= Source passage =
After each task completes, Sayiir saves a checkpoint (snapshot) of the workflow state. If the process crashes or restarts, you can call resume to continue execution from the last checkpoint. There is no replay—tasks that already completed are never re-executed.

This checkpointing mechanism ensures that long-running workflows can survive process crashes, deployments, or infrastructure failures without losing progress.

Sayiir supports two backend types:

  • InMemoryBackend: Fast, ephemeral storage for development and testing. State is lost when the process stops.
  • PostgresBackend: Durable, persistent storage for production. State survives process restarts.
from sayiir import InMemoryBackend, PostgresBackend
# Development/testing
backend = InMemoryBackend()
# Production
backend = PostgresBackend(
host="localhost",
port=5432,
user="postgres",
password="password",
database="sayiir"
)

Sayiir provides full control over workflow execution with pause, unpause, cancel, and resume operations. These operations are all durable—the workflow state is persisted and can be resumed even after a process restart.

from sayiir import cancel_workflow
# Cancel a running or paused workflow
cancel_workflow("job-123", backend=backend)
from sayiir import pause_workflow, unpause_workflow
# Pause a running workflow
pause_workflow("job-123", backend=backend)
# Unpause to allow resumption
unpause_workflow("job-123", backend=backend)
from sayiir import resume_workflow
# Resume from last checkpoint
status = resume_workflow(workflow, "job-123", backend=backend)
print(f"Workflow status: {status}")

Delays are checkpointed just like task completions. If a workflow is waiting on a delay when the process crashes, the delay will be resumed from the correct point after recovery.

from datetime import timedelta
from sayiir import task, Flow, run_durable_workflow
@task
def send_email(user_id: int) -> str:
return f"Email sent to user {user_id}"
@task
def send_reminder(user_id: int) -> str:
return f"Reminder sent to user {user_id}"
# Wait 24 hours between email and reminder
workflow = (
Flow("email_campaign")
.then(send_email)
.delay(timedelta(hours=24))
.then(send_reminder)
.build()
)
status = run_durable_workflow(workflow, "campaign-1", 42, backend=backend)

If the process crashes during the 24-hour delay, calling resume will continue the delay from where it left off, not restart it from zero.

= Material shown =
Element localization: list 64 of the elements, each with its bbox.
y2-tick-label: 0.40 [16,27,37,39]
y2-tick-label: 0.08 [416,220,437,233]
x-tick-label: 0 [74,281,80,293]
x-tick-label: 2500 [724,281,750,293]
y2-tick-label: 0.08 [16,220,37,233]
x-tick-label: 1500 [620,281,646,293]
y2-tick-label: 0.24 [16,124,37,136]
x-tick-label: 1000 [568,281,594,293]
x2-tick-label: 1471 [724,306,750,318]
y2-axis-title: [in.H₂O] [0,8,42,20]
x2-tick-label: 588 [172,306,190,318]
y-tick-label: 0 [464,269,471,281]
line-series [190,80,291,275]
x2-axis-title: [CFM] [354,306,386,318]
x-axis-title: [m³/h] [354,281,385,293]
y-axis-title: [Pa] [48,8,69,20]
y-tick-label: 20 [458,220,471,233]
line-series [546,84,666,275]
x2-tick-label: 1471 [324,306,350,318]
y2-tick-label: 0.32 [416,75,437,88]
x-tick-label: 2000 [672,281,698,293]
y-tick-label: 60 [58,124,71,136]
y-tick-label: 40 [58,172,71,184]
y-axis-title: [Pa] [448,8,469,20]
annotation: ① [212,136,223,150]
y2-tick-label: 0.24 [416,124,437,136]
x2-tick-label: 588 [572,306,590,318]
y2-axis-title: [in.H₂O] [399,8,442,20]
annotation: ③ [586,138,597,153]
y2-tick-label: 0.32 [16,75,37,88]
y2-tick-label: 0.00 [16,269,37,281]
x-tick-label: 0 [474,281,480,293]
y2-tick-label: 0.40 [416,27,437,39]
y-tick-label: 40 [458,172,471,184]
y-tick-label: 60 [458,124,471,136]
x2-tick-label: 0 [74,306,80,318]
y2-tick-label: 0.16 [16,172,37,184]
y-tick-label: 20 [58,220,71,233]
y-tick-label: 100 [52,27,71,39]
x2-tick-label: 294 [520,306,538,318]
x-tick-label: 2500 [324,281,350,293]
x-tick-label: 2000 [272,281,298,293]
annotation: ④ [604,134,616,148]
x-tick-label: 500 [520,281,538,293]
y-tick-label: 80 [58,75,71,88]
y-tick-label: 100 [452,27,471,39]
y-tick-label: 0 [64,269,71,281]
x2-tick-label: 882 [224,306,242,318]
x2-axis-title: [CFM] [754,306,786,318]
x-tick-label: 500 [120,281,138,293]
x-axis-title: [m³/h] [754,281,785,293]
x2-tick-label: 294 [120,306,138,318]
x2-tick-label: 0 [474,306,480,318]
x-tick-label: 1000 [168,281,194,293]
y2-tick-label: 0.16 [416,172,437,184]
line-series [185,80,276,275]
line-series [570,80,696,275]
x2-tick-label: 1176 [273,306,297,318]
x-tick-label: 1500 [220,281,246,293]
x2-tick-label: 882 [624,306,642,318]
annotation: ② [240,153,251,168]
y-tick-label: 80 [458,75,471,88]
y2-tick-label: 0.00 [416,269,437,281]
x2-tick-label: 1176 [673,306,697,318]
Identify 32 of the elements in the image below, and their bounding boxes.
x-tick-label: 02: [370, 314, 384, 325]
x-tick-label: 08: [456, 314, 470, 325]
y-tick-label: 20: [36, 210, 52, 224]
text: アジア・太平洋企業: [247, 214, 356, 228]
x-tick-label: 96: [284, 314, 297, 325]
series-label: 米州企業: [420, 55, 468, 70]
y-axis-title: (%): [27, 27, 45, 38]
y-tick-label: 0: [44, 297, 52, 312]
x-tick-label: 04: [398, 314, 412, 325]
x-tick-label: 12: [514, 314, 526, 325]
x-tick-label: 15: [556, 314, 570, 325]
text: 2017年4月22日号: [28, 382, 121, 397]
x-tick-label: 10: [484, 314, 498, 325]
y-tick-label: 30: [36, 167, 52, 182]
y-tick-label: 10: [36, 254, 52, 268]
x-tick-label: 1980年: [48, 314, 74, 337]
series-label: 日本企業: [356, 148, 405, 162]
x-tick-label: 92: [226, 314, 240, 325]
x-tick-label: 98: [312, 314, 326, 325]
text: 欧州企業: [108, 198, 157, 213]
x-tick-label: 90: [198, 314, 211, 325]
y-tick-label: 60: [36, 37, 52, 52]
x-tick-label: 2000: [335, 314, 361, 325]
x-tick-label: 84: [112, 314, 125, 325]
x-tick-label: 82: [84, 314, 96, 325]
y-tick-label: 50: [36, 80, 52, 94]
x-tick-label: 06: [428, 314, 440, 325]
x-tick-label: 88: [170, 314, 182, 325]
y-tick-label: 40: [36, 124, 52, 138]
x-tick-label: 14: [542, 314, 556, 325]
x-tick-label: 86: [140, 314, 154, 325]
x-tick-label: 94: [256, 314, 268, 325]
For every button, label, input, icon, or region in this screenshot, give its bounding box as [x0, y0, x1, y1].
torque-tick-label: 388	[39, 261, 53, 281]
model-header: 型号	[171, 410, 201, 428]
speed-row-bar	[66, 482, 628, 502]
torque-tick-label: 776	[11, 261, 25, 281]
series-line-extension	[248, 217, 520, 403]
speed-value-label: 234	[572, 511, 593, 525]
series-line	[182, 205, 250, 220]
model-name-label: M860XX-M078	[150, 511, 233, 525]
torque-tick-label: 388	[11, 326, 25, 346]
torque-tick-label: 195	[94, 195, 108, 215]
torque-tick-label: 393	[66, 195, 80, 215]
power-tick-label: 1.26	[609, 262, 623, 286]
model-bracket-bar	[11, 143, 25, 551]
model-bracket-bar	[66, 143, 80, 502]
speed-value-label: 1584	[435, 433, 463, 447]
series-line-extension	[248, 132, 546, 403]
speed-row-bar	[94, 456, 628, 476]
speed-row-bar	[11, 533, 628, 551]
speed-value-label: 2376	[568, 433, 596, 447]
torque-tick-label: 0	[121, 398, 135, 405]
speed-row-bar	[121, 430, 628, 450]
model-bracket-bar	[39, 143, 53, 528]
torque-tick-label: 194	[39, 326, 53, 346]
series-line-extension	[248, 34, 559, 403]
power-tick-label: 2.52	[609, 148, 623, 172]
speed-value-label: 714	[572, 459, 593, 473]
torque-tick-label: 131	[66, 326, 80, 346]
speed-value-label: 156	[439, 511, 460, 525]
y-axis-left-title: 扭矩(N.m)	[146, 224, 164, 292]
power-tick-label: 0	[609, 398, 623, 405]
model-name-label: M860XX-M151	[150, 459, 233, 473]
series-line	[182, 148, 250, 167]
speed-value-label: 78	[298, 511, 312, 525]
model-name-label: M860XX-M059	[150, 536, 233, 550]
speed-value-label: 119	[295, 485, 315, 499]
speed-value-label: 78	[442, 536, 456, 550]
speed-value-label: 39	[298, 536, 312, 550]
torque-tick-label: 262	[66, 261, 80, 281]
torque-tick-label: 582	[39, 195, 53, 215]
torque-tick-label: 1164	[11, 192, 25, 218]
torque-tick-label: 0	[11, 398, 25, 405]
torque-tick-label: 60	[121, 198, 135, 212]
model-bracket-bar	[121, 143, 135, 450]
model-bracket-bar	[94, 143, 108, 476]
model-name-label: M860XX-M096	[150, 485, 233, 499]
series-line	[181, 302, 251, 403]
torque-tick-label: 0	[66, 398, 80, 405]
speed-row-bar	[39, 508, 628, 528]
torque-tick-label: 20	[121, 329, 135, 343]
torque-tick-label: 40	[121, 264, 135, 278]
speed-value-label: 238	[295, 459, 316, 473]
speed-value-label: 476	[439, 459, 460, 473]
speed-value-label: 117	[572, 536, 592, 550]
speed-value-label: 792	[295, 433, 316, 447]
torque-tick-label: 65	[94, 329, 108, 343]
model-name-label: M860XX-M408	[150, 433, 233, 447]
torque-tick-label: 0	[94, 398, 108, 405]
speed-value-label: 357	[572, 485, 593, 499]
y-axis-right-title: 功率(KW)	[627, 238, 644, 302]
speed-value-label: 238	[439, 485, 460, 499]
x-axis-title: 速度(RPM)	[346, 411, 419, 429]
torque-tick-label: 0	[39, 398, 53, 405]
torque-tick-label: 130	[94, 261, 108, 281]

= Task brief =
Using the Sayiir checkpointing passage, say whether each statement agrees with it: (a) a resumed workflow re-executes tasks that already completed; (b) state held in InMemoryBackend survives a process restart; (c) pause, unpause, cancel, and resume are durable operations. The data isn't needed here.

= Reply to the exercise =
(a) No: "There is no replay—tasks that already completed are never re-executed."
(b) No: "State is lost when the process stops."
(c) Yes: "These operations are all durable"